**** Extracted material

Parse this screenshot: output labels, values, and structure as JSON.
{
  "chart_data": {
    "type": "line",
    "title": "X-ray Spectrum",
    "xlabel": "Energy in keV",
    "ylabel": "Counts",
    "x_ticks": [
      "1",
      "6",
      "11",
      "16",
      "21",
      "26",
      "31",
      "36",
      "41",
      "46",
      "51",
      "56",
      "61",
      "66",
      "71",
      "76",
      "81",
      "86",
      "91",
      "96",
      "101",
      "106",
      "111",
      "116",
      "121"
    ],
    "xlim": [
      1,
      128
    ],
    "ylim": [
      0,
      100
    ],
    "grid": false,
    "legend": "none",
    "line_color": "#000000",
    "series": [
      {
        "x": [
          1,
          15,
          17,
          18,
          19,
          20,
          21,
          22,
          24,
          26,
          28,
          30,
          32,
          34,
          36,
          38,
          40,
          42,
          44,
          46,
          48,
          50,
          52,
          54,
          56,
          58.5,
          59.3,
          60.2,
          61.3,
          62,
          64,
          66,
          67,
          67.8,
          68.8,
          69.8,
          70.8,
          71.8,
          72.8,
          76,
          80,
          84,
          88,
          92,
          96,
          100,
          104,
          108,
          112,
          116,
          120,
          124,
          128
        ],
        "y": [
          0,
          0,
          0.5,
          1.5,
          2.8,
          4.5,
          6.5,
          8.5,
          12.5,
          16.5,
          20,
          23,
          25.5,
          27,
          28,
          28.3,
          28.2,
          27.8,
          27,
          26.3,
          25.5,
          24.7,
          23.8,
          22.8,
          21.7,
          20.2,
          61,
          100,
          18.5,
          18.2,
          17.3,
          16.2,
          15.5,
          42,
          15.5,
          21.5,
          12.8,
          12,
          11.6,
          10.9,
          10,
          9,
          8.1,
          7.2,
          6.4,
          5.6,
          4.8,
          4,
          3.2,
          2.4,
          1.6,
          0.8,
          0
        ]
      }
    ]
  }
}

********

Exercise aim → The listing above must be transcribed exactly, line by line.

Completed task →
Parse this screenshot: output labels, values, and structure as JSON.
{
  "chart_data": {
    "type": "line",
    "title": "X-ray Spectrum",
    "xlabel": "Energy in keV",
    "ylabel": "Counts",
    "x_ticks": [
      "1",
      "6",
      "11",
      "16",
      "21",
      "26",
      "31",
      "36",
      "41",
      "46",
      "51",
      "56",
      "61",
      "66",
      "71",
      "76",
      "81",
      "86",
      "91",
      "96",
      "101",
      "106",
      "111",
      "116",
      "121"
    ],
    "xlim": [
      1,
      128
    ],
    "ylim": [
      0,
      100
    ],
    "grid": false,
    "legend": "none",
    "line_color": "#000000",
    "series": [
      {
        "x": [
          1,
          15,
          17,
          18,
          19,
          20,
          21,
          22,
          24,
          26,
          28,
          30,
          32,
          34,
          36,
          38,
          40,
          42,
          44,
          46,
          48,
          50,
          52,
          54,
          56,
          58.5,
          59.3,
          60.2,
          61.3,
          62,
          64,
          66,
          67,
          67.8,
          68.8,
          69.8,
          70.8,
          71.8,
          72.8,
          76,
          80,
          84,
          88,
          92,
          96,
          100,
          104,
          108,
          112,
          116,
          120,
          124,
          128
        ],
        "y": [
          0,
          0,
          0.5,
          1.5,
          2.8,
          4.5,
          6.5,
          8.5,
          12.5,
          16.5,
          20,
          23,
          25.5,
          27,
          28,
          28.3,
          28.2,
          27.8,
          27,
          26.3,
          25.5,
          24.7,
          23.8,
          22.8,
          21.7,
          20.2,
          61,
          100,
          18.5,
          18.2,
          17.3,
          16.2,
          15.5,
          42,
          15.5,
          21.5,
          12.8,
          12,
          11.6,
          10.9,
          10,
          9,
          8.1,
          7.2,
          6.4,
          5.6,
          4.8,
          4,
          3.2,
          2.4,
          1.6,
          0.8,
          0
        ]
      }
    ]
  }
}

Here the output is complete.